• [Work instructions]
Below are some records; reproduce every one of them exactly.

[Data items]
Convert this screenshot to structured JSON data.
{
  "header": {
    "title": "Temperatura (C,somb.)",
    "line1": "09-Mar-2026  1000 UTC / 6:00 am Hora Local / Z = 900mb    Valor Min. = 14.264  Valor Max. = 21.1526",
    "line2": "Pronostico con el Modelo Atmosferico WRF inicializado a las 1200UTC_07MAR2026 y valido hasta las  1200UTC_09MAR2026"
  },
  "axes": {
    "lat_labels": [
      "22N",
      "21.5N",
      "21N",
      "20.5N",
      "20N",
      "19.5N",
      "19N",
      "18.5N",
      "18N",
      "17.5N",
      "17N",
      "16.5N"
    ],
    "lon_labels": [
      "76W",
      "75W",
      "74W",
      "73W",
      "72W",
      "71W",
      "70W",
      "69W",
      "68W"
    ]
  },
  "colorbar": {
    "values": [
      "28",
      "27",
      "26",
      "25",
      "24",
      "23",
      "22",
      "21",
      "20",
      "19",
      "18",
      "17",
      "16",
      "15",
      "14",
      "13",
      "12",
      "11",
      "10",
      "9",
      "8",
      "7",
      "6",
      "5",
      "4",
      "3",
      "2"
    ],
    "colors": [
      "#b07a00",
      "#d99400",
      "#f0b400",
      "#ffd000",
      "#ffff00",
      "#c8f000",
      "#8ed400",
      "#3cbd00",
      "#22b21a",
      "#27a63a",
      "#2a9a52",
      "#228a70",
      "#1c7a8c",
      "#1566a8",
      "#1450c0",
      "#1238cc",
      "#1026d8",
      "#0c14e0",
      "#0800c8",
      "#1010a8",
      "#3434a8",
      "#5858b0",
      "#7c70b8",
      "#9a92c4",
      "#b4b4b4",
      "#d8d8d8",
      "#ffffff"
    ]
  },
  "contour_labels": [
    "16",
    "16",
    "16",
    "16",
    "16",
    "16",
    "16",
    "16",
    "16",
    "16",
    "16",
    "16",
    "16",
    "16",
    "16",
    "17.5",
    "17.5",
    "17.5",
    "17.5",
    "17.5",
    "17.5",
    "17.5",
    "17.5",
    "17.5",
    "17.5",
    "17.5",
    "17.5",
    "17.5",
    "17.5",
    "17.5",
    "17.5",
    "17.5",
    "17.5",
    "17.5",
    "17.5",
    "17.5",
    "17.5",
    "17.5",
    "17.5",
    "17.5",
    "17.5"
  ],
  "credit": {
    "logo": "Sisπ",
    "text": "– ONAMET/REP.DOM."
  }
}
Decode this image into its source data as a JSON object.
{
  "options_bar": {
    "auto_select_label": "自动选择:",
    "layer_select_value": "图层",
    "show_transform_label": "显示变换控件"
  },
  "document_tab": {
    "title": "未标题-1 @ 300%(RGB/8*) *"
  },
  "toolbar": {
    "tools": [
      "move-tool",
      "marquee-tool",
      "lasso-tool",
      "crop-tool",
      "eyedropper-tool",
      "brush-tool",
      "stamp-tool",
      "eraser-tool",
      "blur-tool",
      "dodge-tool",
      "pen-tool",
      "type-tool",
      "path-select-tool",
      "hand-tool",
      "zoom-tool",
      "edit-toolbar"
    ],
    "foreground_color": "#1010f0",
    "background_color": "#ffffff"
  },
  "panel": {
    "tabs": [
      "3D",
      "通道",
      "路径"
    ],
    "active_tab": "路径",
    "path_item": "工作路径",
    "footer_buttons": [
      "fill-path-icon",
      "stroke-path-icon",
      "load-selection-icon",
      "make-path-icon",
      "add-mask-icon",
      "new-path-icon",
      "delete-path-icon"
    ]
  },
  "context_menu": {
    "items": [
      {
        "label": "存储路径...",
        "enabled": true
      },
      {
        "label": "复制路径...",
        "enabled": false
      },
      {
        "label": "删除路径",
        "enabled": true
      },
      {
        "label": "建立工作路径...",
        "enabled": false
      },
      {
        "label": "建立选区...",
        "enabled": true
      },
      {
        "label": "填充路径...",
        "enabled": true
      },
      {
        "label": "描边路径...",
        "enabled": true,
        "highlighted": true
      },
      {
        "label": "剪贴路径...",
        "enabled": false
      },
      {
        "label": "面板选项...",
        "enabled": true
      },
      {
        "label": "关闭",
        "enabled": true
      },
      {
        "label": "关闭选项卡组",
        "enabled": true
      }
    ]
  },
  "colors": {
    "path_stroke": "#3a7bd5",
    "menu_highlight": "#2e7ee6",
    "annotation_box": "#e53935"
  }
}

• [Written solution]
Convert this screenshot to structured JSON data.
{
  "header": {
    "title": "Temperatura (C,somb.)",
    "line1": "09-Mar-2026  1000 UTC / 6:00 am Hora Local / Z = 900mb    Valor Min. = 14.264  Valor Max. = 21.1526",
    "line2": "Pronostico con el Modelo Atmosferico WRF inicializado a las 1200UTC_07MAR2026 y valido hasta las  1200UTC_09MAR2026"
  },
  "axes": {
    "lat_labels": [
      "22N",
      "21.5N",
      "21N",
      "20.5N",
      "20N",
      "19.5N",
      "19N",
      "18.5N",
      "18N",
      "17.5N",
      "17N",
      "16.5N"
    ],
    "lon_labels": [
      "76W",
      "75W",
      "74W",
      "73W",
      "72W",
      "71W",
      "70W",
      "69W",
      "68W"
    ]
  },
  "colorbar": {
    "values": [
      "28",
      "27",
      "26",
      "25",
      "24",
      "23",
      "22",
      "21",
      "20",
      "19",
      "18",
      "17",
      "16",
      "15",
      "14",
      "13",
      "12",
      "11",
      "10",
      "9",
      "8",
      "7",
      "6",
      "5",
      "4",
      "3",
      "2"
    ],
    "colors": [
      "#b07a00",
      "#d99400",
      "#f0b400",
      "#ffd000",
      "#ffff00",
      "#c8f000",
      "#8ed400",
      "#3cbd00",
      "#22b21a",
      "#27a63a",
      "#2a9a52",
      "#228a70",
      "#1c7a8c",
      "#1566a8",
      "#1450c0",
      "#1238cc",
      "#1026d8",
      "#0c14e0",
      "#0800c8",
      "#1010a8",
      "#3434a8",
      "#5858b0",
      "#7c70b8",
      "#9a92c4",
      "#b4b4b4",
      "#d8d8d8",
      "#ffffff"
    ]
  },
  "contour_labels": [
    "16",
    "16",
    "16",
    "16",
    "16",
    "16",
    "16",
    "16",
    "16",
    "16",
    "16",
    "16",
    "16",
    "16",
    "16",
    "17.5",
    "17.5",
    "17.5",
    "17.5",
    "17.5",
    "17.5",
    "17.5",
    "17.5",
    "17.5",
    "17.5",
    "17.5",
    "17.5",
    "17.5",
    "17.5",
    "17.5",
    "17.5",
    "17.5",
    "17.5",
    "17.5",
    "17.5",
    "17.5",
    "17.5",
    "17.5",
    "17.5",
    "17.5",
    "17.5"
  ],
  "credit": {
    "logo": "Sisπ",
    "text": "– ONAMET/REP.DOM."
  }
}
Decode this image into its source data as a JSON object.
{
  "options_bar": {
    "auto_select_label": "自动选择:",
    "layer_select_value": "图层",
    "show_transform_label": "显示变换控件"
  },
  "document_tab": {
    "title": "未标题-1 @ 300%(RGB/8*) *"
  },
  "toolbar": {
    "tools": [
      "move-tool",
      "marquee-tool",
      "lasso-tool",
      "crop-tool",
      "eyedropper-tool",
      "brush-tool",
      "stamp-tool",
      "eraser-tool",
      "blur-tool",
      "dodge-tool",
      "pen-tool",
      "type-tool",
      "path-select-tool",
      "hand-tool",
      "zoom-tool",
      "edit-toolbar"
    ],
    "foreground_color": "#1010f0",
    "background_color": "#ffffff"
  },
  "panel": {
    "tabs": [
      "3D",
      "通道",
      "路径"
    ],
    "active_tab": "路径",
    "path_item": "工作路径",
    "footer_buttons": [
      "fill-path-icon",
      "stroke-path-icon",
      "load-selection-icon",
      "make-path-icon",
      "add-mask-icon",
      "new-path-icon",
      "delete-path-icon"
    ]
  },
  "context_menu": {
    "items": [
      {
        "label": "存储路径...",
        "enabled": true
      },
      {
        "label": "复制路径...",
        "enabled": false
      },
      {
        "label": "删除路径",
        "enabled": true
      },
      {
        "label": "建立工作路径...",
        "enabled": false
      },
      {
        "label": "建立选区...",
        "enabled": true
      },
      {
        "label": "填充路径...",
        "enabled": true
      },
      {
        "label": "描边路径...",
        "enabled": true,
        "highlighted": true
      },
      {
        "label": "剪贴路径...",
        "enabled": false
      },
      {
        "label": "面板选项...",
        "enabled": true
      },
      {
        "label": "关闭",
        "enabled": true
      },
      {
        "label": "关闭选项卡组",
        "enabled": true
      }
    ]
  },
  "colors": {
    "path_stroke": "#3a7bd5",
    "menu_highlight": "#2e7ee6",
    "annotation_box": "#e53935"
  }
}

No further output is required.